- **What to do**: Copy all the data exactly, except the pictures.

═════ Material provided

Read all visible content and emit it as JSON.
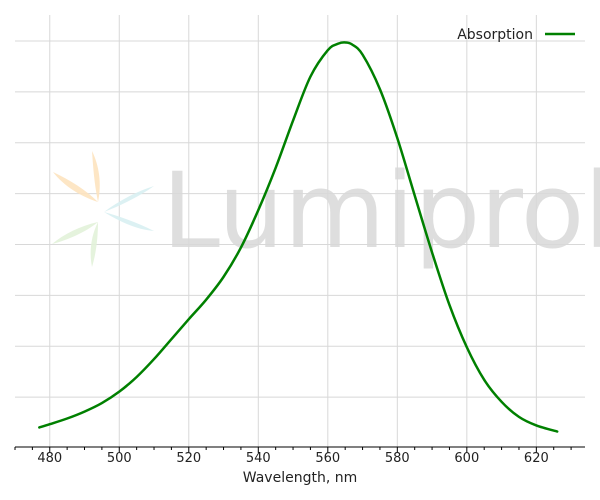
{
  "chart_data": {
    "type": "line",
    "xlabel": "Wavelength, nm",
    "ylabel": "",
    "xlim": [
      470,
      634
    ],
    "ylim": [
      0,
      1.0
    ],
    "xticks": [
      480,
      500,
      520,
      540,
      560,
      580,
      600,
      620
    ],
    "ygrid": [
      0.125,
      0.25,
      0.375,
      0.5,
      0.625,
      0.75,
      0.875,
      1.0
    ],
    "grid": true,
    "legend_position": "top-right",
    "series": [
      {
        "name": "Absorption",
        "color": "#008000",
        "x": [
          477,
          480,
          485,
          490,
          495,
          500,
          505,
          510,
          515,
          520,
          525,
          530,
          535,
          540,
          545,
          550,
          555,
          560,
          563,
          565,
          567,
          570,
          575,
          580,
          585,
          590,
          595,
          600,
          605,
          610,
          615,
          620,
          626
        ],
        "y": [
          0.048,
          0.056,
          0.07,
          0.087,
          0.108,
          0.136,
          0.172,
          0.216,
          0.265,
          0.314,
          0.362,
          0.418,
          0.49,
          0.582,
          0.686,
          0.802,
          0.91,
          0.975,
          0.991,
          0.994,
          0.989,
          0.964,
          0.879,
          0.759,
          0.618,
          0.478,
          0.349,
          0.245,
          0.165,
          0.111,
          0.074,
          0.053,
          0.038
        ]
      }
    ]
  },
  "watermark": {
    "text": "Lumiprobe",
    "petal_colors": [
      "#fde3bf",
      "#d8f0f2",
      "#e2f2d9"
    ]
  }
}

══════════

- **Written answer**:
Read all visible content and emit it as JSON.
{
  "chart_data": {
    "type": "line",
    "xlabel": "Wavelength, nm",
    "ylabel": "",
    "xlim": [
      470,
      634
    ],
    "ylim": [
      0,
      1.0
    ],
    "xticks": [
      480,
      500,
      520,
      540,
      560,
      580,
      600,
      620
    ],
    "ygrid": [
      0.125,
      0.25,
      0.375,
      0.5,
      0.625,
      0.75,
      0.875,
      1.0
    ],
    "grid": true,
    "legend_position": "top-right",
    "series": [
      {
        "name": "Absorption",
        "color": "#008000",
        "x": [
          477,
          480,
          485,
          490,
          495,
          500,
          505,
          510,
          515,
          520,
          525,
          530,
          535,
          540,
          545,
          550,
          555,
          560,
          563,
          565,
          567,
          570,
          575,
          580,
          585,
          590,
          595,
          600,
          605,
          610,
          615,
          620,
          626
        ],
        "y": [
          0.048,
          0.056,
          0.07,
          0.087,
          0.108,
          0.136,
          0.172,
          0.216,
          0.265,
          0.314,
          0.362,
          0.418,
          0.49,
          0.582,
          0.686,
          0.802,
          0.91,
          0.975,
          0.991,
          0.994,
          0.989,
          0.964,
          0.879,
          0.759,
          0.618,
          0.478,
          0.349,
          0.245,
          0.165,
          0.111,
          0.074,
          0.053,
          0.038
        ]
      }
    ]
  },
  "watermark": {
    "text": "Lumiprobe",
    "petal_colors": [
      "#fde3bf",
      "#d8f0f2",
      "#e2f2d9"
    ]
  }
}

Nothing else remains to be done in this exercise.